# START OF Material provided
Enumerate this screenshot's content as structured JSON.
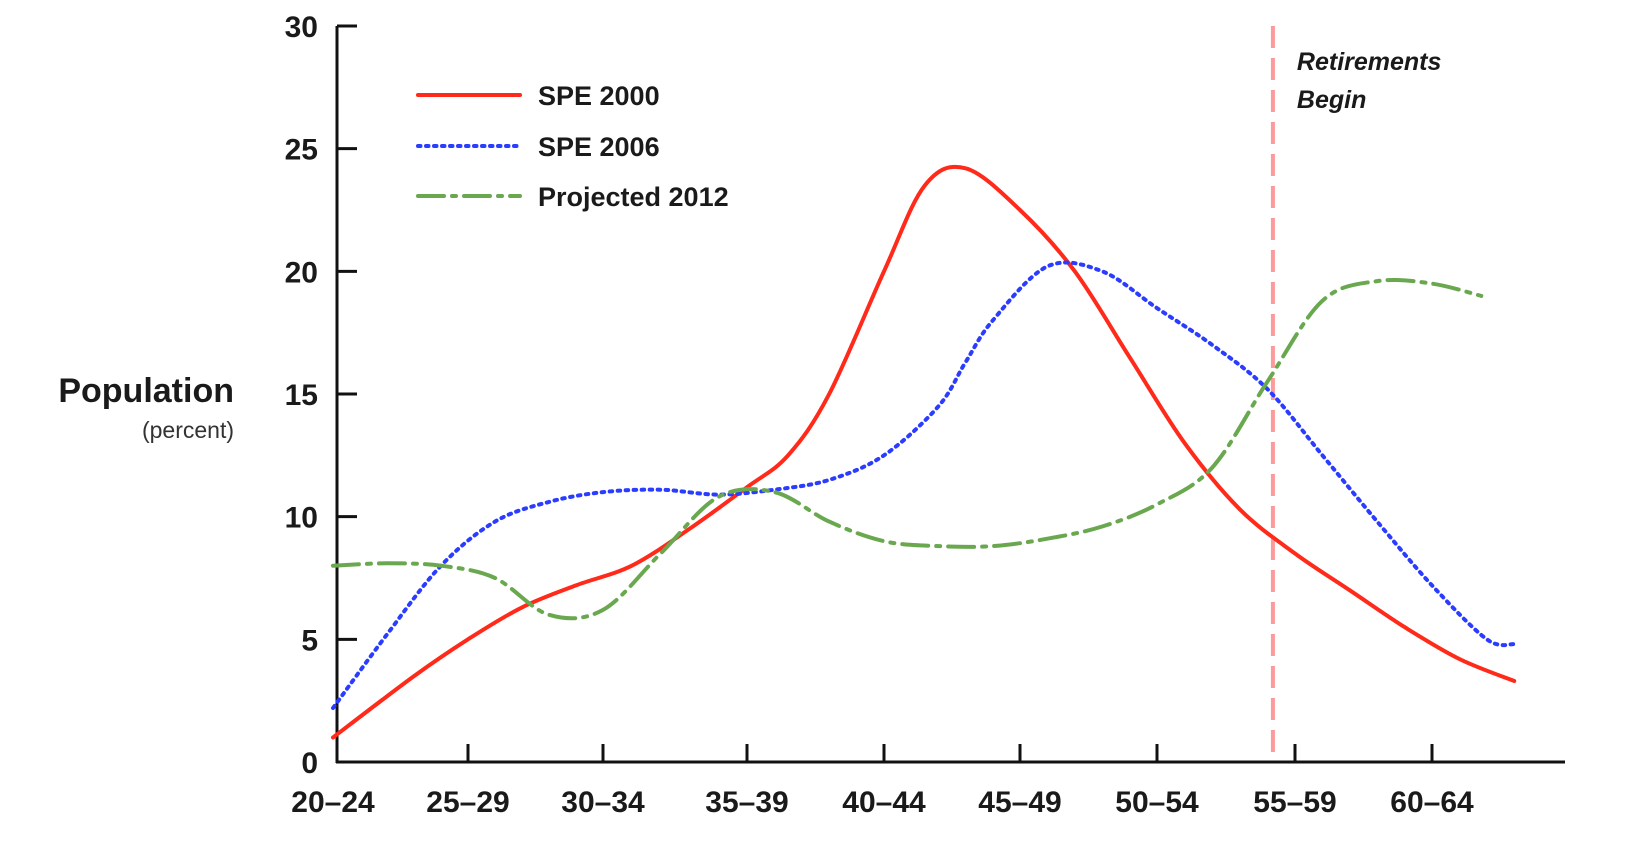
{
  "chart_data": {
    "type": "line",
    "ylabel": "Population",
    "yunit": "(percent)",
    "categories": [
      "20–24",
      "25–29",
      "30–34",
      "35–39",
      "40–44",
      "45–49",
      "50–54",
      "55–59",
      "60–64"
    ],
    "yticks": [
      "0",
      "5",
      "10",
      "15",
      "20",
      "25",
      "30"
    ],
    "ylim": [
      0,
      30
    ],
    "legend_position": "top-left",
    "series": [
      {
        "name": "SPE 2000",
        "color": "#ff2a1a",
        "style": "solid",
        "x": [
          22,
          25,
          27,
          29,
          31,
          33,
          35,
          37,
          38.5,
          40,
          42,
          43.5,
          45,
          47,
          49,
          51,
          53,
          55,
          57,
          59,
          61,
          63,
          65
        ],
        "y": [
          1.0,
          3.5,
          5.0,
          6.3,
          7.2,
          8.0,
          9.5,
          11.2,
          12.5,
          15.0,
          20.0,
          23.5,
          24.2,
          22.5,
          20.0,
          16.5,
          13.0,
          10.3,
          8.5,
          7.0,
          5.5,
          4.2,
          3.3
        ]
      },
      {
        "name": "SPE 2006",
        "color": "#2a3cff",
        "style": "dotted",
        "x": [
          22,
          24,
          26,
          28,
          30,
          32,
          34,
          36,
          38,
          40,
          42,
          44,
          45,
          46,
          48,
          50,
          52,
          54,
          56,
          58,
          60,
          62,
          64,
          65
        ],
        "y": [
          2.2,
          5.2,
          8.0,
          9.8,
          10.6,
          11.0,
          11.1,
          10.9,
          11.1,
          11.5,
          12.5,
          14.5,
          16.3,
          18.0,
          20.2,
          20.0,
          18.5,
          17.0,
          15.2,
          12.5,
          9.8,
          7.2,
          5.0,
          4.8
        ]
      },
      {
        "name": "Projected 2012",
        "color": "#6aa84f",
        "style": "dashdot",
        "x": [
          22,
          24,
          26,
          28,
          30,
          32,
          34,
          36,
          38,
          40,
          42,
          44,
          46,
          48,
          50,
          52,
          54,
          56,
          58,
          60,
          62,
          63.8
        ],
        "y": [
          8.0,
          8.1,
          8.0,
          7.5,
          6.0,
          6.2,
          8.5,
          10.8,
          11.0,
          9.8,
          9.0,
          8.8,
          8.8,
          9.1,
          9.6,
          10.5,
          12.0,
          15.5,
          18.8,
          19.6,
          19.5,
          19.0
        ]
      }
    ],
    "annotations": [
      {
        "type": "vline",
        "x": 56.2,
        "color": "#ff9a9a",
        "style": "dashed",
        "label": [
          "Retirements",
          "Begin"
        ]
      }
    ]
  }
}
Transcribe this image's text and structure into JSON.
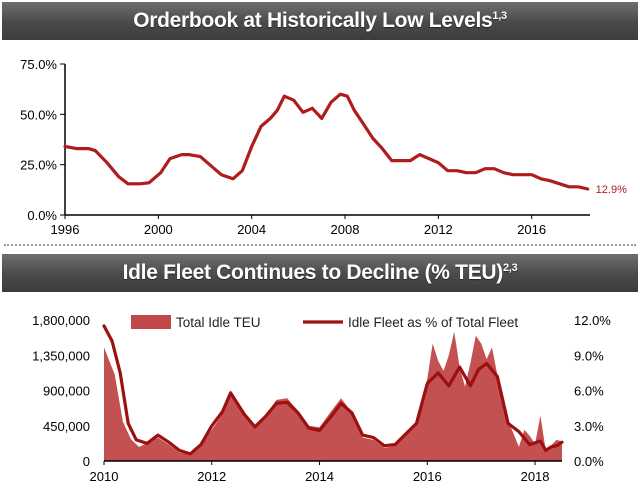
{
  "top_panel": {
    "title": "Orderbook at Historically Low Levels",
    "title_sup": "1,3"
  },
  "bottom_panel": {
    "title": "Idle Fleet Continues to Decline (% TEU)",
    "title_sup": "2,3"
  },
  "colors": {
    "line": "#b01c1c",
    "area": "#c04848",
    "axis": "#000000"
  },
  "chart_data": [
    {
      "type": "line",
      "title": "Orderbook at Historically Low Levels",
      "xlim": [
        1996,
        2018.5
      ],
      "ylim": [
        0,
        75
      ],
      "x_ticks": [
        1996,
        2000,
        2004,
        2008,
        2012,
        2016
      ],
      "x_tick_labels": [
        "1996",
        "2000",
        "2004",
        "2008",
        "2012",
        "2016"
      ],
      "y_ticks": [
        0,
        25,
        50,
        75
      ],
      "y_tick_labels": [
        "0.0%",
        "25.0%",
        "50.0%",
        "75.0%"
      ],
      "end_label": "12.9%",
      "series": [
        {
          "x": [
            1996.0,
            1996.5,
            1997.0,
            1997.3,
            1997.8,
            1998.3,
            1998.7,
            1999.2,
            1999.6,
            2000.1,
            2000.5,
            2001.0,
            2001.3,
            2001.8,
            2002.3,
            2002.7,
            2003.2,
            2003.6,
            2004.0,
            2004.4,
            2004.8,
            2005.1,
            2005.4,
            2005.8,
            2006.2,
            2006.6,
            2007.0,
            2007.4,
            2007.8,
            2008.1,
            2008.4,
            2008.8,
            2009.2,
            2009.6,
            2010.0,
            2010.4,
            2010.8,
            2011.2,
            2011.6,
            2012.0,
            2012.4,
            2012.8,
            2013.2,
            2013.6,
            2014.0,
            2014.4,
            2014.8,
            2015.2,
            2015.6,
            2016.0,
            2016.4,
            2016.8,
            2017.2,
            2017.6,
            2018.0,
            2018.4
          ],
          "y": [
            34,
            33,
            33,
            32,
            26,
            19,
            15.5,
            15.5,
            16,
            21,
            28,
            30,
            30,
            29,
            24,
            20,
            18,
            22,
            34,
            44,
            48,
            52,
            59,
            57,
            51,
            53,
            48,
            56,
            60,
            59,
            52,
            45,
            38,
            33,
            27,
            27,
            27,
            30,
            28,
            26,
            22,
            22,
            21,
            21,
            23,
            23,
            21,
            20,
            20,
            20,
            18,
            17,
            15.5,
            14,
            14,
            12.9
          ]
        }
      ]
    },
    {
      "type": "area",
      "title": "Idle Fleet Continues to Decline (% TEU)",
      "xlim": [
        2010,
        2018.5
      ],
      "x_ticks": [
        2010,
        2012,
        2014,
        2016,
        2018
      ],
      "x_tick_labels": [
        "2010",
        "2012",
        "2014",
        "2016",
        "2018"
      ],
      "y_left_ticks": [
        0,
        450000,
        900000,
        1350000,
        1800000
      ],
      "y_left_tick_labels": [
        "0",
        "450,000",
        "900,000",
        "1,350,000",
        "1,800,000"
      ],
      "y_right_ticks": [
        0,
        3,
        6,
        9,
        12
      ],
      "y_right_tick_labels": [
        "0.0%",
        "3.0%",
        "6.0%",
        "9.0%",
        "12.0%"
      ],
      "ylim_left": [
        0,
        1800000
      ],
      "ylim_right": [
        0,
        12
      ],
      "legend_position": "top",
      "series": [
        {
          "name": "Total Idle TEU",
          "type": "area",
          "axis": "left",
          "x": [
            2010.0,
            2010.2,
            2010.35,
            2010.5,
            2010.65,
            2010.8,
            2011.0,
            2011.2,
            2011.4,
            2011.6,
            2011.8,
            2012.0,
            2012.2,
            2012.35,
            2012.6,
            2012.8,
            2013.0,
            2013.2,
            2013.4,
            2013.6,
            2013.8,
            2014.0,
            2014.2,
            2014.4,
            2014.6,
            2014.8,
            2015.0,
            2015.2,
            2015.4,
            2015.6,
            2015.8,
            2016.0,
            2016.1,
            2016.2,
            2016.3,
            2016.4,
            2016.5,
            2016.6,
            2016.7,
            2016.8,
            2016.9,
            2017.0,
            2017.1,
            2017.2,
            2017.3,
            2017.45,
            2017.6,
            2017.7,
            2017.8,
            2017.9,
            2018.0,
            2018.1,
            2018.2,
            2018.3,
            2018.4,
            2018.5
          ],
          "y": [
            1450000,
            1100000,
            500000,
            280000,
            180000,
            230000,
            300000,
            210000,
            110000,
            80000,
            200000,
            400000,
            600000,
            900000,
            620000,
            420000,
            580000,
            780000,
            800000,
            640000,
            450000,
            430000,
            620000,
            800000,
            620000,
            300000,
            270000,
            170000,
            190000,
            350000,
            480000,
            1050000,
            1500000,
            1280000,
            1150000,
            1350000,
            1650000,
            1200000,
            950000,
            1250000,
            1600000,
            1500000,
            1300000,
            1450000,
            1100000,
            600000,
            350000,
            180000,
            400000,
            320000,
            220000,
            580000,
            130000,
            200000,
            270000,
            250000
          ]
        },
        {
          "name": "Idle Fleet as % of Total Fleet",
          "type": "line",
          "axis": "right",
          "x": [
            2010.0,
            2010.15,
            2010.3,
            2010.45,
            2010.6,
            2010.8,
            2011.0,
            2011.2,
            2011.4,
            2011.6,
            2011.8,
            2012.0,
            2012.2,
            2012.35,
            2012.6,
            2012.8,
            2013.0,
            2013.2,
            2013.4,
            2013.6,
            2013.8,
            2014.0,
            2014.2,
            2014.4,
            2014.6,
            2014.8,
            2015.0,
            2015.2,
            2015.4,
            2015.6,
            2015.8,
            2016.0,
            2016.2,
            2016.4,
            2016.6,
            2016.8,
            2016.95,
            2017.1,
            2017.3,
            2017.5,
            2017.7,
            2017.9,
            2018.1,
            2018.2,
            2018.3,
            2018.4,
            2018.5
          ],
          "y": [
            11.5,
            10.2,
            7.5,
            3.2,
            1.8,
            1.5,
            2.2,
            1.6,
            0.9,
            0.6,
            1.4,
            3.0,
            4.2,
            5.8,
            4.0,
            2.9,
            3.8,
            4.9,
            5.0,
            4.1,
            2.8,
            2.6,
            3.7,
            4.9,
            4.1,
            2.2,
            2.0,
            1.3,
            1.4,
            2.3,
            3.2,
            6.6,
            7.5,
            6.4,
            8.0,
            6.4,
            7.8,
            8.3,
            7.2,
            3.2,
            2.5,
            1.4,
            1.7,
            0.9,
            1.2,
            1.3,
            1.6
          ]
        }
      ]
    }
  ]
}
# END OF Material provided
Prompt: In the listing above, find the lines holding the word "name" and copy them.

Exercise answer:
        "name": "SPE 2000",
        "name": "SPE 2006",
        "name": "Projected 2012",
          "name": "Total Idle TEU",
          "name": "Idle Fleet as % of Total Fleet",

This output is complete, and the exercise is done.